▶ What is required
Copy every line that mentions the word "Contracted".

##### Provided entries #####

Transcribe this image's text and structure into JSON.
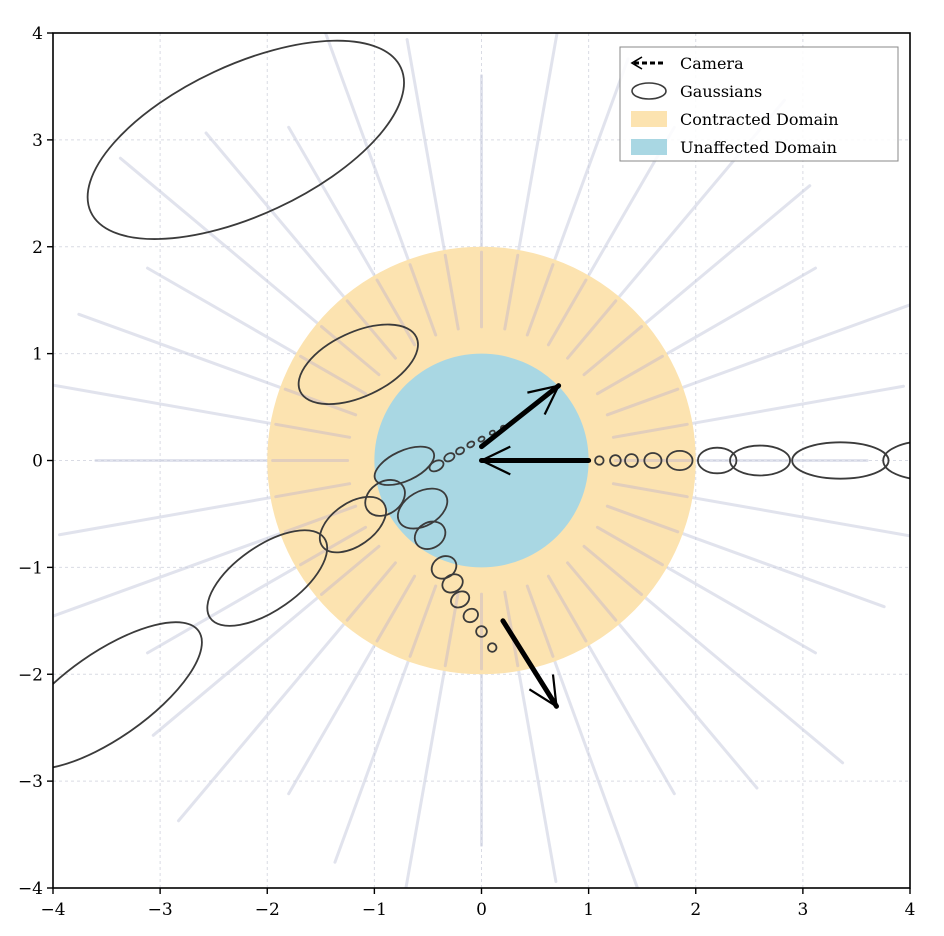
{
  "chart_data": {
    "type": "scatter",
    "title": "",
    "xlabel": "",
    "ylabel": "",
    "xlim": [
      -4,
      4
    ],
    "ylim": [
      -4,
      4
    ],
    "xticks": [
      -4,
      -3,
      -2,
      -1,
      0,
      1,
      2,
      3,
      4
    ],
    "yticks": [
      -4,
      -3,
      -2,
      -1,
      0,
      1,
      2,
      3,
      4
    ],
    "x_tick_labels": [
      "−4",
      "−3",
      "−2",
      "−1",
      "0",
      "1",
      "2",
      "3",
      "4"
    ],
    "y_tick_labels": [
      "−4",
      "−3",
      "−2",
      "−1",
      "0",
      "1",
      "2",
      "3",
      "4"
    ],
    "grid": true,
    "legend_position": "top-right",
    "legend": [
      "Camera",
      "Gaussians",
      "Contracted Domain",
      "Unaffected Domain"
    ],
    "regions": [
      {
        "name": "Contracted Domain",
        "shape": "circle",
        "center": [
          0,
          0
        ],
        "radius": 2,
        "color": "#fce3b0"
      },
      {
        "name": "Unaffected Domain",
        "shape": "circle",
        "center": [
          0,
          0
        ],
        "radius": 1,
        "color": "#a9d7e3"
      }
    ],
    "cameras": [
      {
        "position": [
          0,
          0
        ],
        "direction_deg": 28,
        "length": 0.82
      },
      {
        "position": [
          0,
          0
        ],
        "direction_deg": 180,
        "length": 0.0
      },
      {
        "position": [
          0,
          0
        ],
        "direction_deg": -60,
        "length": 0.9
      }
    ],
    "camera_ray_angles_deg": [
      28,
      0,
      -60
    ],
    "gaussian_rays": [
      {
        "angle_deg": 28,
        "samples": [
          [
            -0.42,
            -0.05,
            0.07,
            0.045
          ],
          [
            -0.3,
            0.03,
            0.05,
            0.035
          ],
          [
            -0.2,
            0.09,
            0.04,
            0.03
          ],
          [
            -0.1,
            0.15,
            0.035,
            0.025
          ],
          [
            0.0,
            0.2,
            0.03,
            0.022
          ],
          [
            0.1,
            0.26,
            0.025,
            0.018
          ],
          [
            0.2,
            0.31,
            0.02,
            0.015
          ]
        ]
      },
      {
        "angle_deg": 0,
        "samples": [
          [
            1.1,
            0.0,
            0.04,
            0.04
          ],
          [
            1.25,
            0.0,
            0.05,
            0.05
          ],
          [
            1.4,
            0.0,
            0.06,
            0.06
          ],
          [
            1.6,
            0.0,
            0.08,
            0.07
          ],
          [
            1.85,
            0.0,
            0.12,
            0.09
          ],
          [
            2.2,
            0.0,
            0.18,
            0.12
          ],
          [
            2.6,
            0.0,
            0.28,
            0.14
          ],
          [
            3.35,
            0.0,
            0.45,
            0.17
          ],
          [
            4.15,
            0.0,
            0.4,
            0.18
          ]
        ]
      },
      {
        "angle_deg": -60,
        "samples": [
          [
            -0.55,
            -0.45,
            0.16,
            0.25
          ],
          [
            -0.48,
            -0.7,
            0.12,
            0.15
          ],
          [
            -0.35,
            -1.0,
            0.1,
            0.12
          ],
          [
            -0.27,
            -1.15,
            0.08,
            0.1
          ],
          [
            -0.2,
            -1.3,
            0.07,
            0.09
          ],
          [
            -0.1,
            -1.45,
            0.06,
            0.07
          ],
          [
            0.0,
            -1.6,
            0.05,
            0.05
          ],
          [
            0.1,
            -1.75,
            0.04,
            0.04
          ]
        ]
      },
      {
        "angle_deg": 215,
        "samples": [
          [
            -0.9,
            -0.35,
            0.2,
            0.15
          ],
          [
            -1.2,
            -0.6,
            0.35,
            0.2
          ],
          [
            -2.0,
            -1.1,
            0.65,
            0.3
          ],
          [
            -3.5,
            -2.2,
            1.05,
            0.4
          ]
        ]
      },
      {
        "angle_deg": 115,
        "samples": [
          [
            -0.72,
            -0.05,
            0.14,
            0.3
          ],
          [
            -1.15,
            0.9,
            0.3,
            0.6
          ],
          [
            -2.2,
            3.0,
            0.7,
            1.6
          ]
        ]
      }
    ]
  }
}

#####

▶ Task solution
      "Contracted Domain",
        "name": "Contracted Domain",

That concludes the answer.